■ **Exercise requirements**
Output each entry verbatim and exclude every picture from it.

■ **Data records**
☆ ☆ ☆ ☆
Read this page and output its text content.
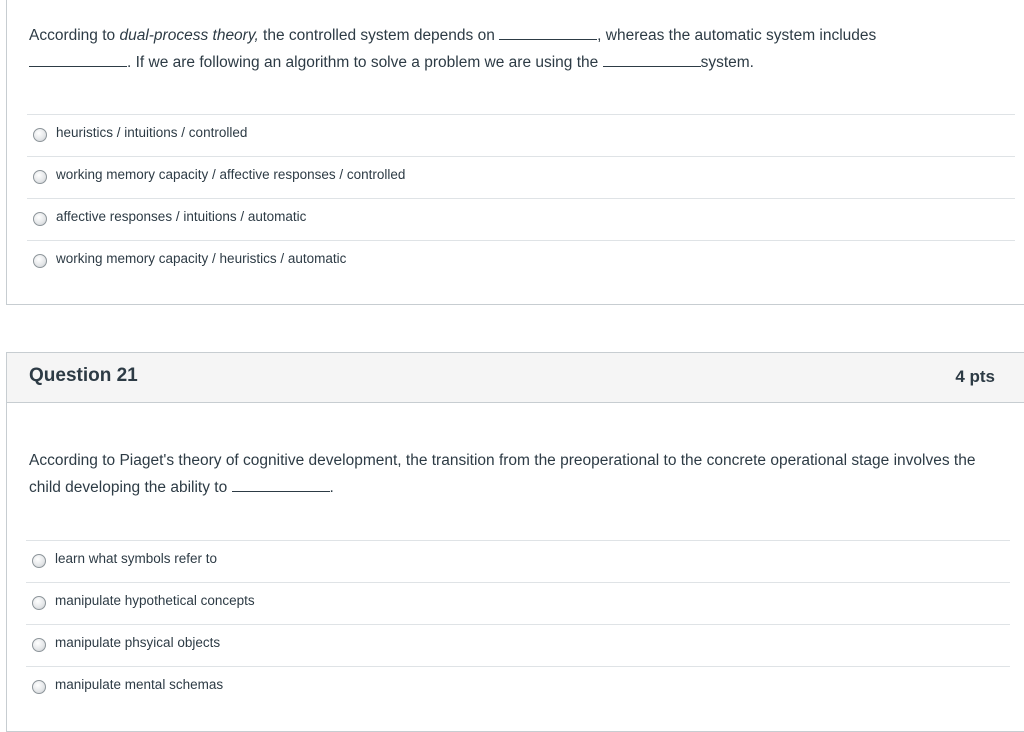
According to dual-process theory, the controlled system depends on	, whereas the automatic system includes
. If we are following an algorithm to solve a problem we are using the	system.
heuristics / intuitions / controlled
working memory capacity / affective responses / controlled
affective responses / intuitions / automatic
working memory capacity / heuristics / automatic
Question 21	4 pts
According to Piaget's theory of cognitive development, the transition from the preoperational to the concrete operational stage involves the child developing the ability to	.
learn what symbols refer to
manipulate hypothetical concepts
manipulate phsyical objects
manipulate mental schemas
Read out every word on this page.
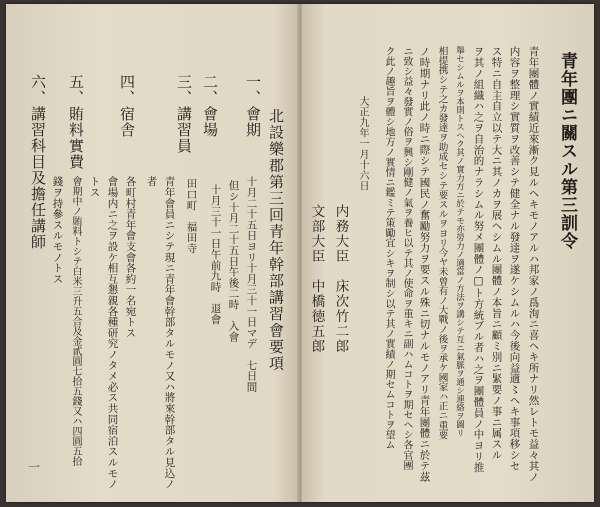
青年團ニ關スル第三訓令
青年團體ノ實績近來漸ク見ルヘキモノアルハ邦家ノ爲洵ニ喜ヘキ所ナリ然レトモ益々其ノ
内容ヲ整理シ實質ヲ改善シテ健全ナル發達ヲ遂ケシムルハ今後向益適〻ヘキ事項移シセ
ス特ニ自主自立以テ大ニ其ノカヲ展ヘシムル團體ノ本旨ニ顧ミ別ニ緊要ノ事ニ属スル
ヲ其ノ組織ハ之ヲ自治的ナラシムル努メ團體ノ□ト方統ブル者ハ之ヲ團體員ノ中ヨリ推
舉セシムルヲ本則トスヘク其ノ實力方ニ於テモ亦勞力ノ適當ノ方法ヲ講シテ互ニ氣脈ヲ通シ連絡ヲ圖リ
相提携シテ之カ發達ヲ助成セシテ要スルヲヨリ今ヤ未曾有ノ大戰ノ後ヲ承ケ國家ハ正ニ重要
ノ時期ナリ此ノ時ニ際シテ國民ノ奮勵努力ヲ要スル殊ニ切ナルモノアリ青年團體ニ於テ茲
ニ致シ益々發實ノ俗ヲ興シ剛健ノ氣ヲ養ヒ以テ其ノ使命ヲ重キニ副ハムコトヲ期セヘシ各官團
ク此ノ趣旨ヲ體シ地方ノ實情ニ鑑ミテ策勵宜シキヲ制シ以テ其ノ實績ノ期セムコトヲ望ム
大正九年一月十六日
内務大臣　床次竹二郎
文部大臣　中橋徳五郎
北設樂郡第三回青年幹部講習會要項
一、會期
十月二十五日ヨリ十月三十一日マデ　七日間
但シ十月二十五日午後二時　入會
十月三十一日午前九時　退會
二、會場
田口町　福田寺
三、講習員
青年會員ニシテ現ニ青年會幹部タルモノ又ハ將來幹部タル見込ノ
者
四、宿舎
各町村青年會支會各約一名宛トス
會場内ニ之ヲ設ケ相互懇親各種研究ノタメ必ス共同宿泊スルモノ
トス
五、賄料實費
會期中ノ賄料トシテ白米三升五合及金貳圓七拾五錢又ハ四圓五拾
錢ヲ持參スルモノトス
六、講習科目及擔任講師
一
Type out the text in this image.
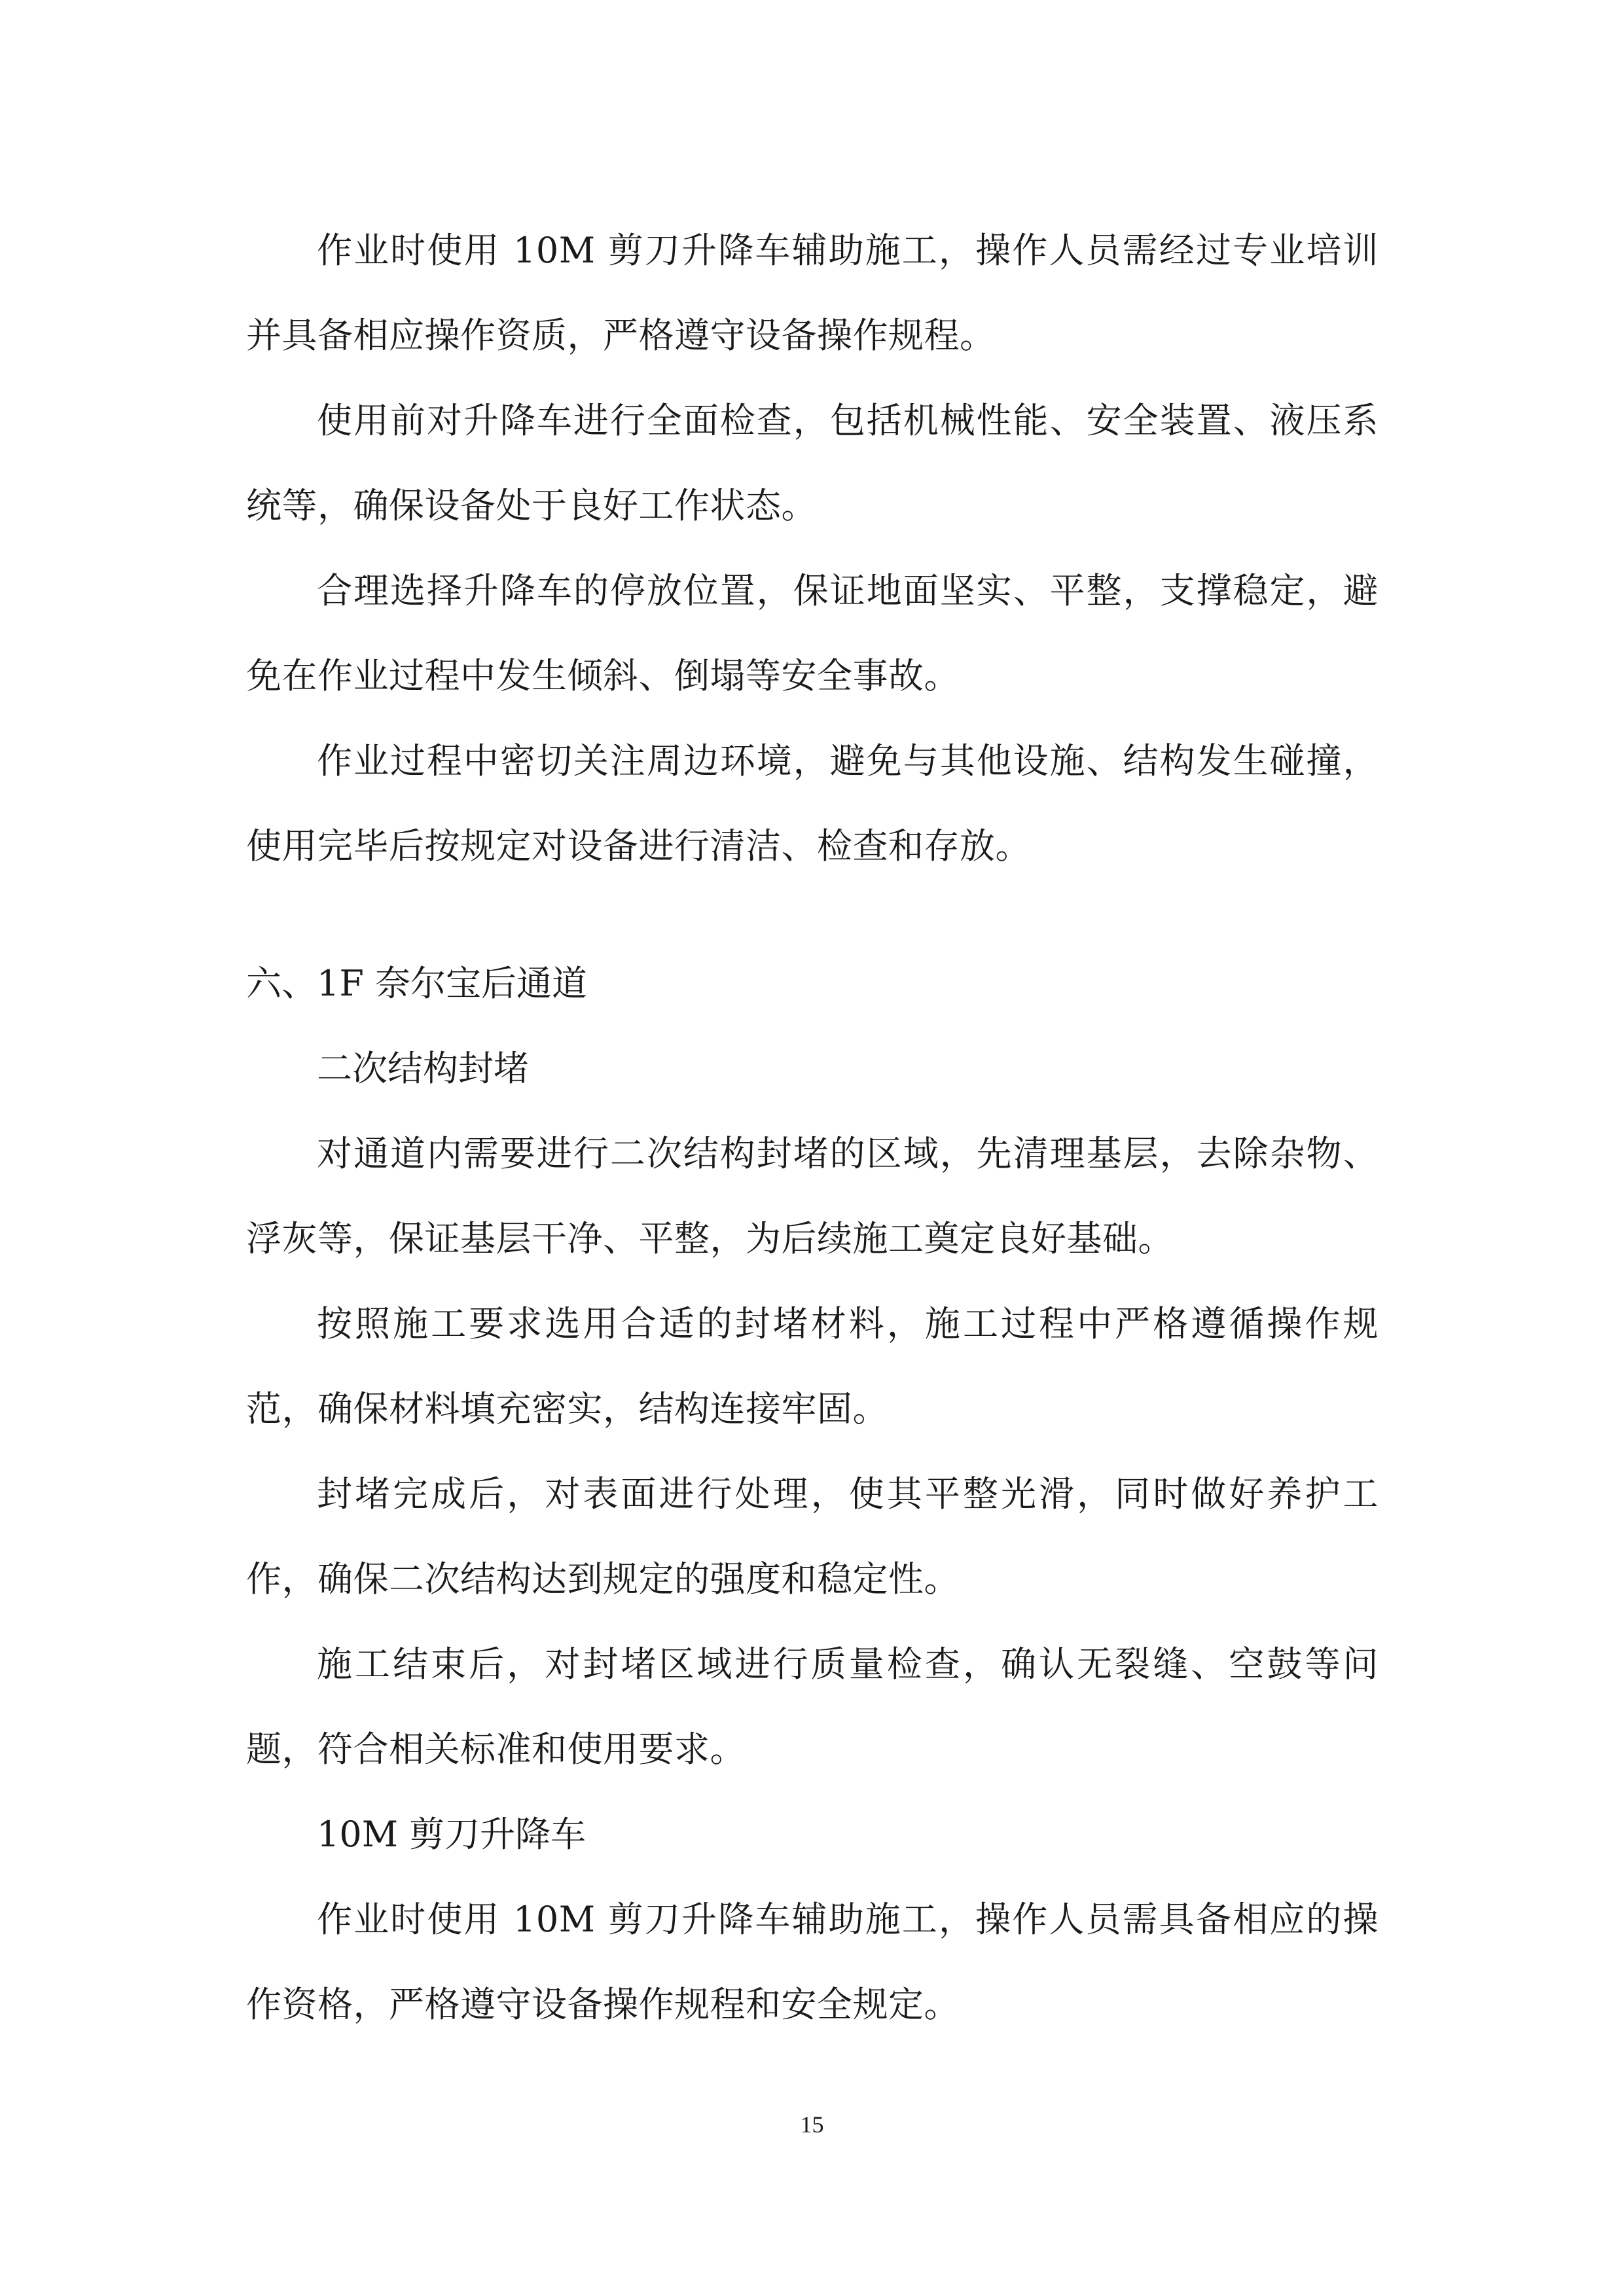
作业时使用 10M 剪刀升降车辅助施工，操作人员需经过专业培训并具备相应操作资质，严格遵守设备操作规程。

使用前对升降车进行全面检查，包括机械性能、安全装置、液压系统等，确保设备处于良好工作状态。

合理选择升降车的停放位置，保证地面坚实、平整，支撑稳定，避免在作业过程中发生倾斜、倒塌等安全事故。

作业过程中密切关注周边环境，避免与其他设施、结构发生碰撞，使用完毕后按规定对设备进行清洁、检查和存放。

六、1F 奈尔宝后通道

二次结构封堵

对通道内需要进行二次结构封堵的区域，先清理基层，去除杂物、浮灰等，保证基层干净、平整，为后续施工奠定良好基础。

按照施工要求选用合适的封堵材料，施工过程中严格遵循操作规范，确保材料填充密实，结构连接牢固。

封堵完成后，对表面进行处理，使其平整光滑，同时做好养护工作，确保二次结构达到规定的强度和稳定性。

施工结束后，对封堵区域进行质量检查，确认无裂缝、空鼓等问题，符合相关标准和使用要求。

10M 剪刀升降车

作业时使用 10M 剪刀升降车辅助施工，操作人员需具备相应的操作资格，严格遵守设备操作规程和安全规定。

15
☆ ☆ ☆ ☆
■ **Written response**
Read this page and output its text content.
According to dual-process theory, the controlled system depends on	, whereas the automatic system includes
. If we are following an algorithm to solve a problem we are using the	system.
heuristics / intuitions / controlled
working memory capacity / affective responses / controlled
affective responses / intuitions / automatic
working memory capacity / heuristics / automatic
Question 21	4 pts
According to Piaget's theory of cognitive development, the transition from the preoperational to the concrete operational stage involves the child developing the ability to	.
learn what symbols refer to
manipulate hypothetical concepts
manipulate phsyical objects
manipulate mental schemas
Read out every word on this page.
青年團ニ關スル第三訓令
青年團體ノ實績近來漸ク見ルヘキモノアルハ邦家ノ爲洵ニ喜ヘキ所ナリ然レトモ益々其ノ
内容ヲ整理シ實質ヲ改善シテ健全ナル發達ヲ遂ケシムルハ今後向益適〻ヘキ事項移シセ
ス特ニ自主自立以テ大ニ其ノカヲ展ヘシムル團體ノ本旨ニ顧ミ別ニ緊要ノ事ニ属スル
ヲ其ノ組織ハ之ヲ自治的ナラシムル努メ團體ノ□ト方統ブル者ハ之ヲ團體員ノ中ヨリ推
舉セシムルヲ本則トスヘク其ノ實力方ニ於テモ亦勞力ノ適當ノ方法ヲ講シテ互ニ氣脈ヲ通シ連絡ヲ圖リ
相提携シテ之カ發達ヲ助成セシテ要スルヲヨリ今ヤ未曾有ノ大戰ノ後ヲ承ケ國家ハ正ニ重要
ノ時期ナリ此ノ時ニ際シテ國民ノ奮勵努力ヲ要スル殊ニ切ナルモノアリ青年團體ニ於テ茲
ニ致シ益々發實ノ俗ヲ興シ剛健ノ氣ヲ養ヒ以テ其ノ使命ヲ重キニ副ハムコトヲ期セヘシ各官團
ク此ノ趣旨ヲ體シ地方ノ實情ニ鑑ミテ策勵宜シキヲ制シ以テ其ノ實績ノ期セムコトヲ望ム
大正九年一月十六日
内務大臣　床次竹二郎
文部大臣　中橋徳五郎
北設樂郡第三回青年幹部講習會要項
一、會期
十月二十五日ヨリ十月三十一日マデ　七日間
但シ十月二十五日午後二時　入會
十月三十一日午前九時　退會
二、會場
田口町　福田寺
三、講習員
青年會員ニシテ現ニ青年會幹部タルモノ又ハ將來幹部タル見込ノ
者
四、宿舎
各町村青年會支會各約一名宛トス
會場内ニ之ヲ設ケ相互懇親各種研究ノタメ必ス共同宿泊スルモノ
トス
五、賄料實費
會期中ノ賄料トシテ白米三升五合及金貳圓七拾五錢又ハ四圓五拾
錢ヲ持參スルモノトス
六、講習科目及擔任講師
一
Type out the text in this image.
作业时使用 10M 剪刀升降车辅助施工，操作人员需经过专业培训并具备相应操作资质，严格遵守设备操作规程。

使用前对升降车进行全面检查，包括机械性能、安全装置、液压系统等，确保设备处于良好工作状态。

合理选择升降车的停放位置，保证地面坚实、平整，支撑稳定，避免在作业过程中发生倾斜、倒塌等安全事故。

作业过程中密切关注周边环境，避免与其他设施、结构发生碰撞，使用完毕后按规定对设备进行清洁、检查和存放。

六、1F 奈尔宝后通道

二次结构封堵

对通道内需要进行二次结构封堵的区域，先清理基层，去除杂物、浮灰等，保证基层干净、平整，为后续施工奠定良好基础。

按照施工要求选用合适的封堵材料，施工过程中严格遵循操作规范，确保材料填充密实，结构连接牢固。

封堵完成后，对表面进行处理，使其平整光滑，同时做好养护工作，确保二次结构达到规定的强度和稳定性。

施工结束后，对封堵区域进行质量检查，确认无裂缝、空鼓等问题，符合相关标准和使用要求。

10M 剪刀升降车

作业时使用 10M 剪刀升降车辅助施工，操作人员需具备相应的操作资格，严格遵守设备操作规程和安全规定。

15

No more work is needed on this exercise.